:: Brief ::
Go over the entries below line by line, copying each one that contains the word "name".
## START
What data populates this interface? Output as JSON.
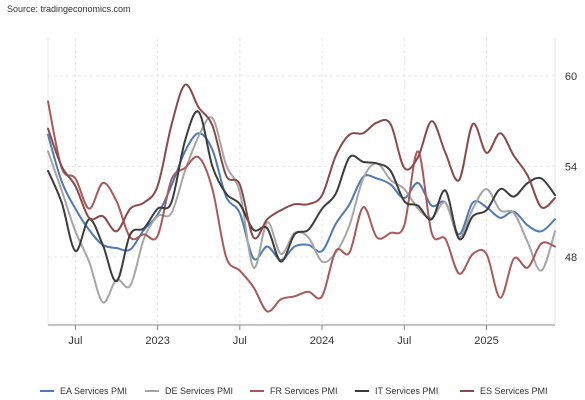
{
  "source": "Source: tradingeconomics.com",
  "colors": {
    "grid": "#e6e6e6",
    "axis": "#888888",
    "background": "#ffffff"
  },
  "chart_data": {
    "type": "line",
    "title": "",
    "xlabel": "",
    "ylabel": "",
    "x": [
      "2022-05",
      "2022-06",
      "2022-07",
      "2022-08",
      "2022-09",
      "2022-10",
      "2022-11",
      "2022-12",
      "2023-01",
      "2023-02",
      "2023-03",
      "2023-04",
      "2023-05",
      "2023-06",
      "2023-07",
      "2023-08",
      "2023-09",
      "2023-10",
      "2023-11",
      "2023-12",
      "2024-01",
      "2024-02",
      "2024-03",
      "2024-04",
      "2024-05",
      "2024-06",
      "2024-07",
      "2024-08",
      "2024-09",
      "2024-10",
      "2024-11",
      "2024-12",
      "2025-01",
      "2025-02",
      "2025-03",
      "2025-04",
      "2025-05",
      "2025-06"
    ],
    "xlim": [
      "2022-05",
      "2025-06"
    ],
    "ylim": [
      43.5,
      62.5
    ],
    "x_ticks": [
      {
        "label": "Jul",
        "date": "2022-07"
      },
      {
        "label": "2023",
        "date": "2023-01"
      },
      {
        "label": "Jul",
        "date": "2023-07"
      },
      {
        "label": "2024",
        "date": "2024-01"
      },
      {
        "label": "Jul",
        "date": "2024-07"
      },
      {
        "label": "2025",
        "date": "2025-01"
      }
    ],
    "y_ticks": [
      48,
      54,
      60
    ],
    "grid": true,
    "legend_position": "bottom",
    "series": [
      {
        "name": "EA Services PMI",
        "color": "#4f7ab3",
        "values": [
          56.1,
          53.0,
          51.2,
          49.8,
          48.8,
          48.6,
          48.5,
          49.8,
          50.8,
          52.7,
          55.0,
          56.2,
          55.1,
          52.0,
          50.9,
          47.9,
          48.7,
          47.8,
          48.7,
          48.8,
          48.4,
          50.2,
          51.5,
          53.3,
          53.2,
          52.8,
          51.9,
          52.9,
          51.4,
          51.6,
          49.5,
          51.6,
          51.3,
          50.6,
          51.0,
          50.1,
          49.7,
          50.5
        ]
      },
      {
        "name": "DE Services PMI",
        "color": "#a6a6a6",
        "values": [
          55.0,
          52.4,
          49.7,
          47.7,
          45.0,
          46.5,
          46.1,
          49.2,
          50.7,
          50.9,
          53.7,
          56.0,
          57.2,
          54.1,
          52.3,
          47.3,
          50.3,
          48.2,
          49.6,
          49.3,
          47.7,
          48.3,
          50.1,
          53.2,
          54.2,
          53.1,
          52.5,
          51.2,
          50.6,
          51.6,
          49.3,
          51.2,
          52.5,
          51.1,
          50.9,
          49.0,
          47.1,
          49.7
        ]
      },
      {
        "name": "FR Services PMI",
        "color": "#a85a5a",
        "values": [
          58.3,
          53.9,
          53.2,
          51.2,
          52.9,
          51.7,
          49.3,
          49.5,
          49.4,
          53.1,
          53.9,
          54.6,
          52.5,
          48.0,
          47.1,
          46.0,
          44.4,
          45.2,
          45.4,
          45.7,
          45.4,
          48.4,
          48.3,
          51.3,
          49.3,
          49.6,
          50.1,
          55.0,
          49.6,
          49.2,
          46.9,
          48.2,
          48.2,
          45.3,
          47.9,
          47.3,
          48.9,
          48.7
        ]
      },
      {
        "name": "IT Services PMI",
        "color": "#3c3c3c",
        "values": [
          53.7,
          51.6,
          48.4,
          50.5,
          48.8,
          46.4,
          49.5,
          49.9,
          51.2,
          51.6,
          55.7,
          57.6,
          54.0,
          52.2,
          51.5,
          49.8,
          49.9,
          47.7,
          49.5,
          49.8,
          51.2,
          52.2,
          54.6,
          54.3,
          54.2,
          53.7,
          51.7,
          51.4,
          50.5,
          52.4,
          49.2,
          50.7,
          51.1,
          52.5,
          52.0,
          52.9,
          53.2,
          52.1
        ]
      },
      {
        "name": "ES Services PMI",
        "color": "#8a4a4a",
        "values": [
          56.5,
          54.0,
          52.7,
          50.6,
          50.7,
          49.7,
          51.2,
          51.6,
          52.7,
          56.7,
          59.4,
          57.9,
          56.7,
          53.4,
          52.8,
          49.3,
          50.5,
          51.1,
          51.5,
          51.5,
          52.1,
          54.7,
          56.1,
          56.2,
          56.9,
          56.8,
          53.9,
          54.6,
          57.0,
          54.9,
          53.1,
          56.8,
          54.9,
          56.2,
          54.7,
          53.4,
          51.3,
          51.9
        ]
      }
    ]
  }
}
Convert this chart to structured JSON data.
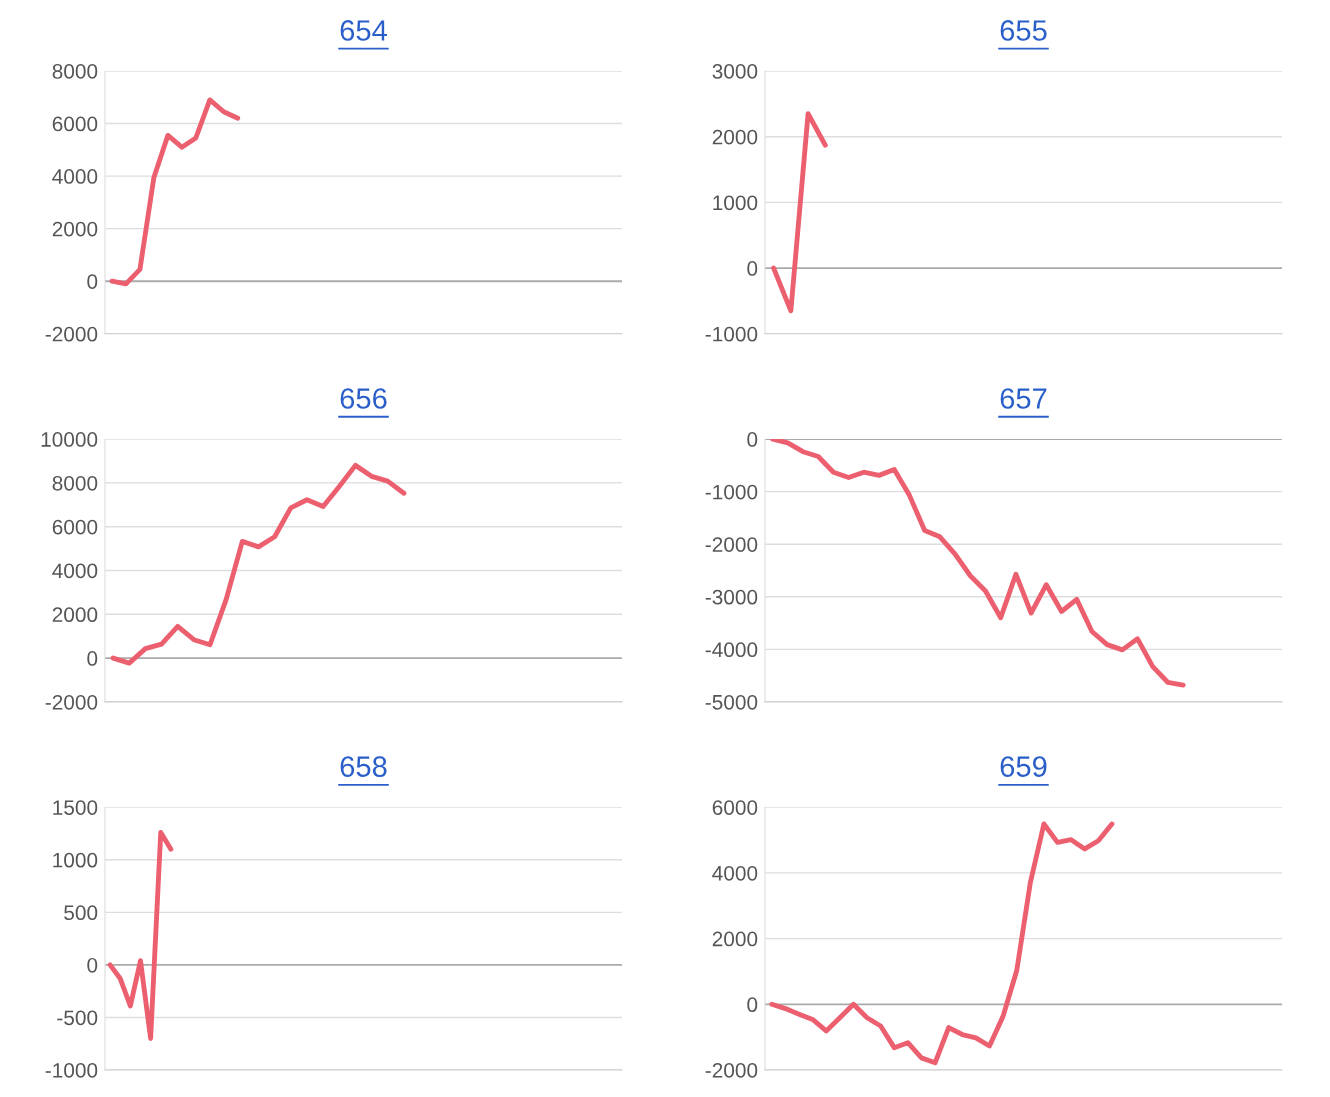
{
  "chart_data": [
    {
      "type": "line",
      "title": "654",
      "categories": [
        null,
        null,
        null,
        null,
        null,
        null,
        null,
        null,
        null,
        null,
        null,
        null,
        null,
        null,
        null,
        null,
        null,
        null,
        null,
        null,
        null,
        null,
        null,
        null,
        null,
        null,
        null,
        null,
        null,
        null,
        null,
        null,
        null,
        null,
        null,
        null,
        null
      ],
      "series": [
        {
          "color": "#eb5f6f",
          "values": [
            0,
            -100,
            450,
            3950,
            5550,
            5100,
            5450,
            6900,
            6450,
            6200,
            null,
            null,
            null,
            null,
            null,
            null,
            null,
            null,
            null,
            null,
            null,
            null,
            null,
            null,
            null,
            null,
            null,
            null,
            null,
            null,
            null,
            null,
            null,
            null,
            null,
            null,
            null
          ]
        }
      ],
      "ylim": [
        -2000,
        8000
      ],
      "yticks": [
        -2000,
        0,
        2000,
        4000,
        6000,
        8000
      ],
      "grid": "y",
      "tick_labels": "y"
    },
    {
      "type": "line",
      "title": "655",
      "categories": [
        null,
        null,
        null,
        null,
        null,
        null,
        null,
        null,
        null,
        null,
        null,
        null,
        null,
        null,
        null,
        null,
        null,
        null,
        null,
        null,
        null,
        null,
        null,
        null,
        null,
        null,
        null,
        null,
        null,
        null
      ],
      "series": [
        {
          "color": "#eb5f6f",
          "values": [
            0,
            -650,
            2350,
            1870,
            null,
            null,
            null,
            null,
            null,
            null,
            null,
            null,
            null,
            null,
            null,
            null,
            null,
            null,
            null,
            null,
            null,
            null,
            null,
            null,
            null,
            null,
            null,
            null,
            null,
            null
          ]
        }
      ],
      "ylim": [
        -1000,
        3000
      ],
      "yticks": [
        -1000,
        0,
        1000,
        2000,
        3000
      ],
      "grid": "y",
      "tick_labels": "y"
    },
    {
      "type": "line",
      "title": "656",
      "categories": [
        null,
        null,
        null,
        null,
        null,
        null,
        null,
        null,
        null,
        null,
        null,
        null,
        null,
        null,
        null,
        null,
        null,
        null,
        null,
        null,
        null,
        null,
        null,
        null,
        null,
        null,
        null,
        null,
        null,
        null,
        null,
        null
      ],
      "series": [
        {
          "color": "#eb5f6f",
          "values": [
            0,
            -230,
            430,
            640,
            1450,
            840,
            610,
            2680,
            5330,
            5080,
            5540,
            6860,
            7230,
            6920,
            7840,
            8800,
            8300,
            8080,
            7530,
            null,
            null,
            null,
            null,
            null,
            null,
            null,
            null,
            null,
            null,
            null,
            null,
            null
          ]
        }
      ],
      "ylim": [
        -2000,
        10000
      ],
      "yticks": [
        -2000,
        0,
        2000,
        4000,
        6000,
        8000,
        10000
      ],
      "grid": "y",
      "tick_labels": "y"
    },
    {
      "type": "line",
      "title": "657",
      "categories": [
        null,
        null,
        null,
        null,
        null,
        null,
        null,
        null,
        null,
        null,
        null,
        null,
        null,
        null,
        null,
        null,
        null,
        null,
        null,
        null,
        null,
        null,
        null,
        null,
        null,
        null,
        null,
        null,
        null,
        null,
        null,
        null,
        null,
        null
      ],
      "series": [
        {
          "color": "#eb5f6f",
          "values": [
            0,
            -70,
            -240,
            -330,
            -630,
            -730,
            -630,
            -690,
            -580,
            -1070,
            -1740,
            -1860,
            -2190,
            -2600,
            -2890,
            -3400,
            -2570,
            -3310,
            -2770,
            -3280,
            -3050,
            -3660,
            -3910,
            -4010,
            -3800,
            -4330,
            -4630,
            -4680,
            null,
            null,
            null,
            null,
            null,
            null
          ]
        }
      ],
      "ylim": [
        -5000,
        0
      ],
      "yticks": [
        -5000,
        -4000,
        -3000,
        -2000,
        -1000,
        0
      ],
      "grid": "y",
      "tick_labels": "y"
    },
    {
      "type": "line",
      "title": "658",
      "categories": [
        null,
        null,
        null,
        null,
        null,
        null,
        null,
        null,
        null,
        null,
        null,
        null,
        null,
        null,
        null,
        null,
        null,
        null,
        null,
        null,
        null,
        null,
        null,
        null,
        null,
        null,
        null,
        null,
        null,
        null,
        null,
        null,
        null,
        null,
        null,
        null,
        null,
        null,
        null,
        null,
        null,
        null,
        null,
        null,
        null,
        null,
        null,
        null,
        null,
        null,
        null
      ],
      "series": [
        {
          "color": "#eb5f6f",
          "values": [
            0,
            -130,
            -390,
            40,
            -700,
            1260,
            1100,
            null,
            null,
            null,
            null,
            null,
            null,
            null,
            null,
            null,
            null,
            null,
            null,
            null,
            null,
            null,
            null,
            null,
            null,
            null,
            null,
            null,
            null,
            null,
            null,
            null,
            null,
            null,
            null,
            null,
            null,
            null,
            null,
            null,
            null,
            null,
            null,
            null,
            null,
            null,
            null,
            null,
            null,
            null,
            null
          ]
        }
      ],
      "ylim": [
        -1000,
        1500
      ],
      "yticks": [
        -1000,
        -500,
        0,
        500,
        1000,
        1500
      ],
      "grid": "y",
      "tick_labels": "y"
    },
    {
      "type": "line",
      "title": "659",
      "categories": [
        null,
        null,
        null,
        null,
        null,
        null,
        null,
        null,
        null,
        null,
        null,
        null,
        null,
        null,
        null,
        null,
        null,
        null,
        null,
        null,
        null,
        null,
        null,
        null,
        null,
        null,
        null,
        null,
        null,
        null,
        null,
        null,
        null,
        null,
        null,
        null,
        null,
        null
      ],
      "series": [
        {
          "color": "#eb5f6f",
          "values": [
            0,
            -130,
            -300,
            -460,
            -810,
            -410,
            0,
            -410,
            -660,
            -1320,
            -1170,
            -1630,
            -1780,
            -710,
            -920,
            -1020,
            -1270,
            -360,
            1020,
            3700,
            5490,
            4930,
            5010,
            4730,
            4980,
            5490,
            null,
            null,
            null,
            null,
            null,
            null,
            null,
            null,
            null,
            null,
            null,
            null
          ]
        }
      ],
      "ylim": [
        -2000,
        6000
      ],
      "yticks": [
        -2000,
        0,
        2000,
        4000,
        6000
      ],
      "grid": "y",
      "tick_labels": "y"
    }
  ]
}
## END
:: Exercise solution ::
        "name": "EA Services PMI",
        "name": "DE Services PMI",
        "name": "FR Services PMI",
        "name": "IT Services PMI",
        "name": "ES Services PMI",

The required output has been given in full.